[Data excerpts]
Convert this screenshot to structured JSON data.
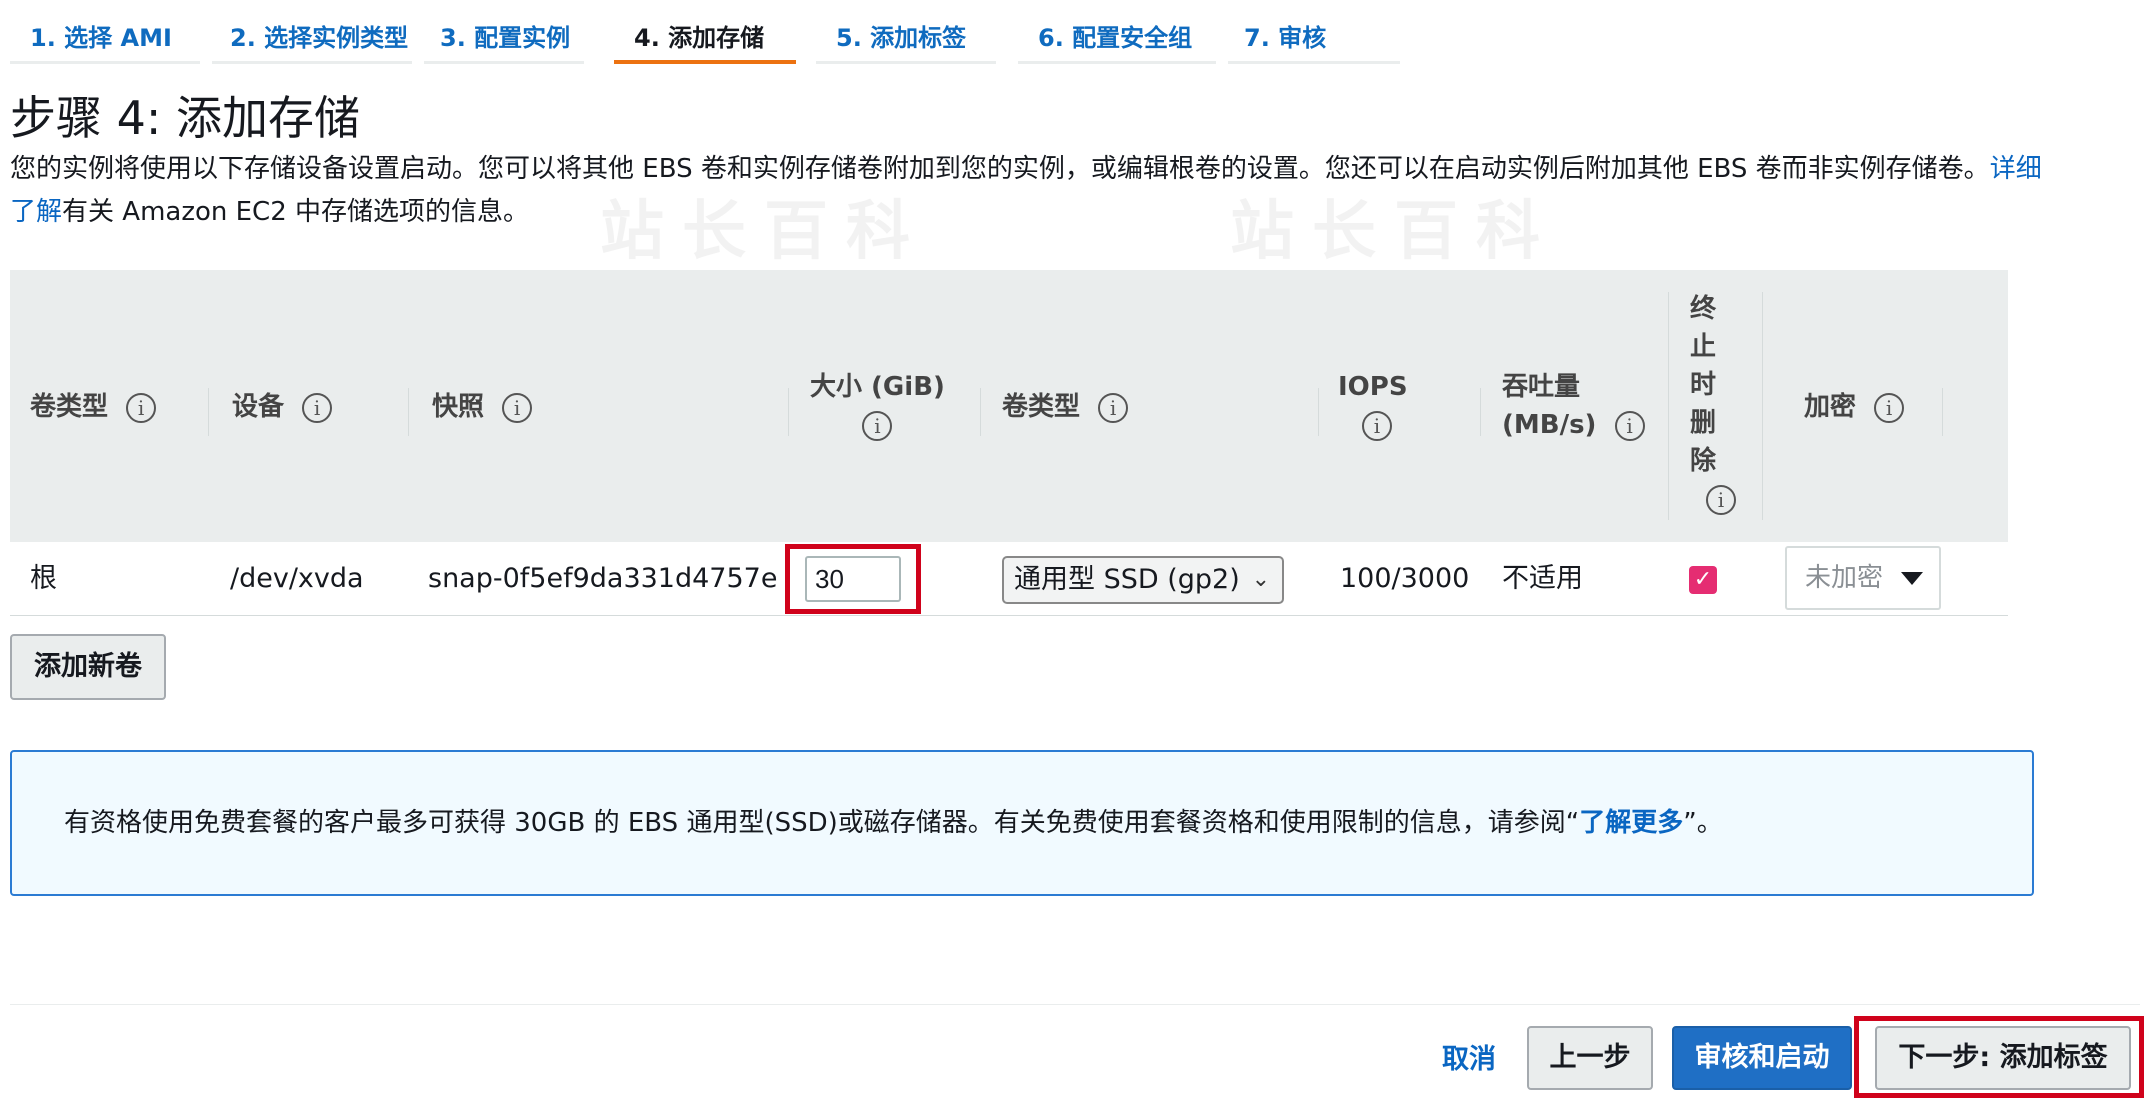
{
  "wizard": {
    "steps": [
      {
        "label": "1. 选择 AMI"
      },
      {
        "label": "2. 选择实例类型"
      },
      {
        "label": "3. 配置实例"
      },
      {
        "label": "4. 添加存储"
      },
      {
        "label": "5. 添加标签"
      },
      {
        "label": "6. 配置安全组"
      },
      {
        "label": "7. 审核"
      }
    ],
    "active_index": 3
  },
  "page": {
    "title": "步骤 4: 添加存储",
    "description_part1": "您的实例将使用以下存储设备设置启动。您可以将其他 EBS 卷和实例存储卷附加到您的实例，或编辑根卷的设置。您还可以在启动实例后附加其他 EBS 卷而非实例存储卷。",
    "learn_more_link": "详细了解",
    "description_part2": "有关 Amazon EC2 中存储选项的信息。"
  },
  "table": {
    "headers": {
      "volume_type": "卷类型",
      "device": "设备",
      "snapshot": "快照",
      "size": "大小 (GiB)",
      "ebs_type": "卷类型",
      "iops": "IOPS",
      "throughput_line1": "吞吐量",
      "throughput_line2": "(MB/s)",
      "delete_on_termination": [
        "终",
        "止",
        "时",
        "删",
        "除"
      ],
      "encryption": "加密"
    },
    "info_icon": "i",
    "row": {
      "volume_type": "根",
      "device": "/dev/xvda",
      "snapshot": "snap-0f5ef9da331d4757e",
      "size": "30",
      "ebs_type": "通用型 SSD (gp2)",
      "iops": "100/3000",
      "throughput": "不适用",
      "delete_on_termination": true,
      "encryption": "未加密"
    }
  },
  "buttons": {
    "add_volume": "添加新卷",
    "cancel": "取消",
    "previous": "上一步",
    "review_launch": "审核和启动",
    "next": "下一步: 添加标签"
  },
  "info_box": {
    "text_part1": "有资格使用免费套餐的客户最多可获得 30GB 的 EBS 通用型(SSD)或磁存储器。有关免费使用套餐资格和使用限制的信息，请参阅“",
    "link": "了解更多",
    "text_part2": "”。"
  },
  "icons": {
    "info": "info-circle-icon",
    "checkbox": "checkmark-icon",
    "dropdown": "chevron-down-icon",
    "caret": "caret-down-icon"
  },
  "colors": {
    "accent_active_tab": "#ec7211",
    "link": "#0a66c2",
    "primary_button": "#1f6fc5",
    "checkbox": "#e52d72",
    "highlight": "#d0021b"
  }
}
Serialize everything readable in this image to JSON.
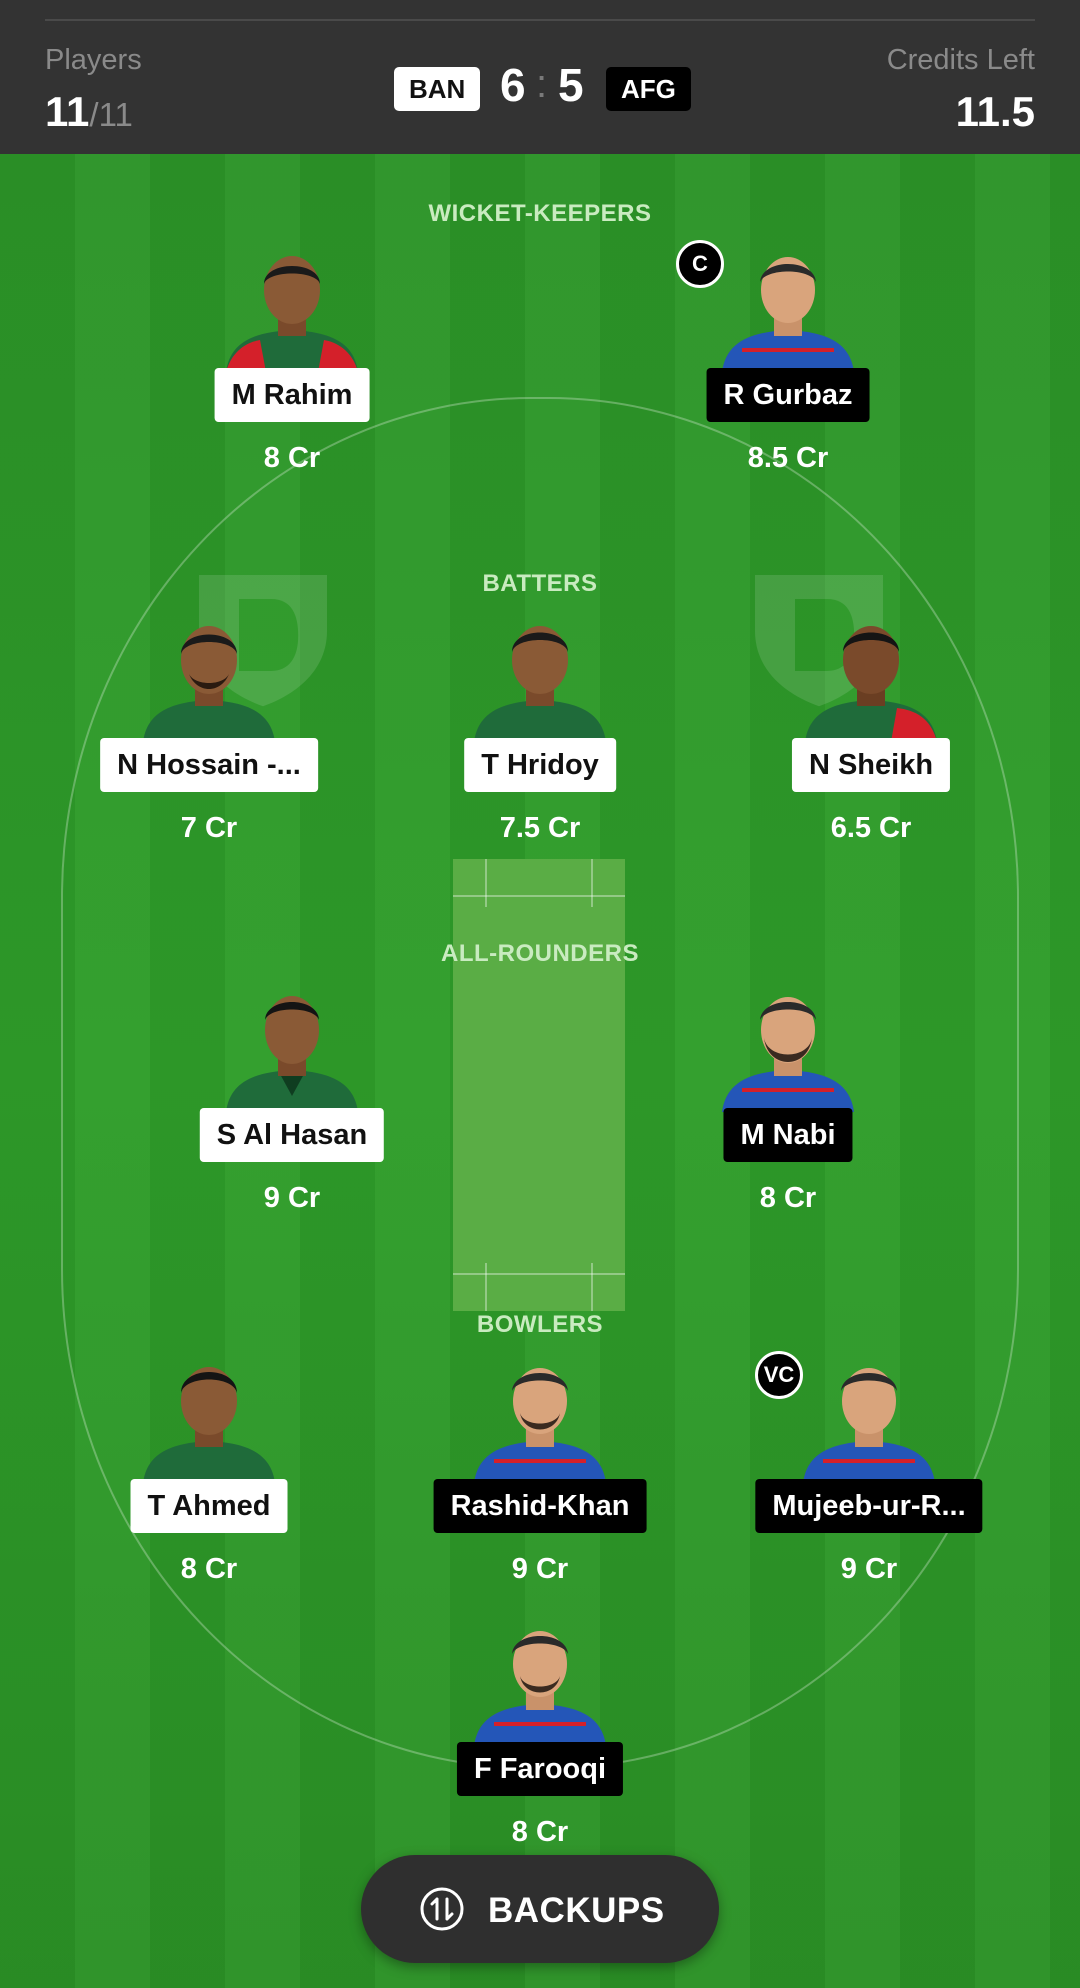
{
  "header": {
    "players_label": "Players",
    "players_count": "11",
    "players_total": "/11",
    "team_left": "BAN",
    "score_left": "6",
    "score_sep": ":",
    "score_right": "5",
    "team_right": "AFG",
    "credits_label": "Credits Left",
    "credits_value": "11.5"
  },
  "sections": {
    "wicket_keepers": "WICKET-KEEPERS",
    "batters": "BATTERS",
    "all_rounders": "ALL-ROUNDERS",
    "bowlers": "BOWLERS"
  },
  "players": {
    "m_rahim": {
      "name": "M Rahim",
      "credit": "8 Cr",
      "team": "BAN"
    },
    "r_gurbaz": {
      "name": "R Gurbaz",
      "credit": "8.5 Cr",
      "team": "AFG",
      "badge": "C"
    },
    "n_hossain": {
      "name": "N Hossain -...",
      "credit": "7 Cr",
      "team": "BAN"
    },
    "t_hridoy": {
      "name": "T Hridoy",
      "credit": "7.5 Cr",
      "team": "BAN"
    },
    "n_sheikh": {
      "name": "N Sheikh",
      "credit": "6.5 Cr",
      "team": "BAN"
    },
    "s_al_hasan": {
      "name": "S Al Hasan",
      "credit": "9 Cr",
      "team": "BAN"
    },
    "m_nabi": {
      "name": "M Nabi",
      "credit": "8 Cr",
      "team": "AFG"
    },
    "t_ahmed": {
      "name": "T Ahmed",
      "credit": "8 Cr",
      "team": "BAN"
    },
    "rashid_khan": {
      "name": "Rashid-Khan",
      "credit": "9 Cr",
      "team": "AFG"
    },
    "mujeeb": {
      "name": "Mujeeb-ur-R...",
      "credit": "9 Cr",
      "team": "AFG",
      "badge": "VC"
    },
    "f_farooqi": {
      "name": "F Farooqi",
      "credit": "8 Cr",
      "team": "AFG"
    }
  },
  "backups_button": {
    "label": "BACKUPS",
    "icon": "swap-updown-icon"
  },
  "colors": {
    "header_bg": "#333333",
    "pitch_green": "#2f9e2a",
    "ban_jersey": "#1f6b3a",
    "ban_accent": "#d4202a",
    "afg_jersey": "#2456b8"
  }
}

Direction
Transcribe every line from the records above without alteration, and leave out the images.

Reply to the task
Convert this screenshot to structured JSON data.
{
  "wizard": {
    "steps": [
      {
        "label": "1. 选择 AMI"
      },
      {
        "label": "2. 选择实例类型"
      },
      {
        "label": "3. 配置实例"
      },
      {
        "label": "4. 添加存储"
      },
      {
        "label": "5. 添加标签"
      },
      {
        "label": "6. 配置安全组"
      },
      {
        "label": "7. 审核"
      }
    ],
    "active_index": 3
  },
  "page": {
    "title": "步骤 4: 添加存储",
    "description_part1": "您的实例将使用以下存储设备设置启动。您可以将其他 EBS 卷和实例存储卷附加到您的实例，或编辑根卷的设置。您还可以在启动实例后附加其他 EBS 卷而非实例存储卷。",
    "learn_more_link": "详细了解",
    "description_part2": "有关 Amazon EC2 中存储选项的信息。"
  },
  "table": {
    "headers": {
      "volume_type": "卷类型",
      "device": "设备",
      "snapshot": "快照",
      "size": "大小 (GiB)",
      "ebs_type": "卷类型",
      "iops": "IOPS",
      "throughput_line1": "吞吐量",
      "throughput_line2": "(MB/s)",
      "delete_on_termination": [
        "终",
        "止",
        "时",
        "删",
        "除"
      ],
      "encryption": "加密"
    },
    "info_icon": "i",
    "row": {
      "volume_type": "根",
      "device": "/dev/xvda",
      "snapshot": "snap-0f5ef9da331d4757e",
      "size": "30",
      "ebs_type": "通用型 SSD (gp2)",
      "iops": "100/3000",
      "throughput": "不适用",
      "delete_on_termination": true,
      "encryption": "未加密"
    }
  },
  "buttons": {
    "add_volume": "添加新卷",
    "cancel": "取消",
    "previous": "上一步",
    "review_launch": "审核和启动",
    "next": "下一步: 添加标签"
  },
  "info_box": {
    "text_part1": "有资格使用免费套餐的客户最多可获得 30GB 的 EBS 通用型(SSD)或磁存储器。有关免费使用套餐资格和使用限制的信息，请参阅“",
    "link": "了解更多",
    "text_part2": "”。"
  },
  "icons": {
    "info": "info-circle-icon",
    "checkbox": "checkmark-icon",
    "dropdown": "chevron-down-icon",
    "caret": "caret-down-icon"
  },
  "colors": {
    "accent_active_tab": "#ec7211",
    "link": "#0a66c2",
    "primary_button": "#1f6fc5",
    "checkbox": "#e52d72",
    "highlight": "#d0021b"
  }
}
Serialize everything readable in this image to JSON.
{
  "header": {
    "players_label": "Players",
    "players_count": "11",
    "players_total": "/11",
    "team_left": "BAN",
    "score_left": "6",
    "score_sep": ":",
    "score_right": "5",
    "team_right": "AFG",
    "credits_label": "Credits Left",
    "credits_value": "11.5"
  },
  "sections": {
    "wicket_keepers": "WICKET-KEEPERS",
    "batters": "BATTERS",
    "all_rounders": "ALL-ROUNDERS",
    "bowlers": "BOWLERS"
  },
  "players": {
    "m_rahim": {
      "name": "M Rahim",
      "credit": "8 Cr",
      "team": "BAN"
    },
    "r_gurbaz": {
      "name": "R Gurbaz",
      "credit": "8.5 Cr",
      "team": "AFG",
      "badge": "C"
    },
    "n_hossain": {
      "name": "N Hossain -...",
      "credit": "7 Cr",
      "team": "BAN"
    },
    "t_hridoy": {
      "name": "T Hridoy",
      "credit": "7.5 Cr",
      "team": "BAN"
    },
    "n_sheikh": {
      "name": "N Sheikh",
      "credit": "6.5 Cr",
      "team": "BAN"
    },
    "s_al_hasan": {
      "name": "S Al Hasan",
      "credit": "9 Cr",
      "team": "BAN"
    },
    "m_nabi": {
      "name": "M Nabi",
      "credit": "8 Cr",
      "team": "AFG"
    },
    "t_ahmed": {
      "name": "T Ahmed",
      "credit": "8 Cr",
      "team": "BAN"
    },
    "rashid_khan": {
      "name": "Rashid-Khan",
      "credit": "9 Cr",
      "team": "AFG"
    },
    "mujeeb": {
      "name": "Mujeeb-ur-R...",
      "credit": "9 Cr",
      "team": "AFG",
      "badge": "VC"
    },
    "f_farooqi": {
      "name": "F Farooqi",
      "credit": "8 Cr",
      "team": "AFG"
    }
  },
  "backups_button": {
    "label": "BACKUPS",
    "icon": "swap-updown-icon"
  },
  "colors": {
    "header_bg": "#333333",
    "pitch_green": "#2f9e2a",
    "ban_jersey": "#1f6b3a",
    "ban_accent": "#d4202a",
    "afg_jersey": "#2456b8"
  }
}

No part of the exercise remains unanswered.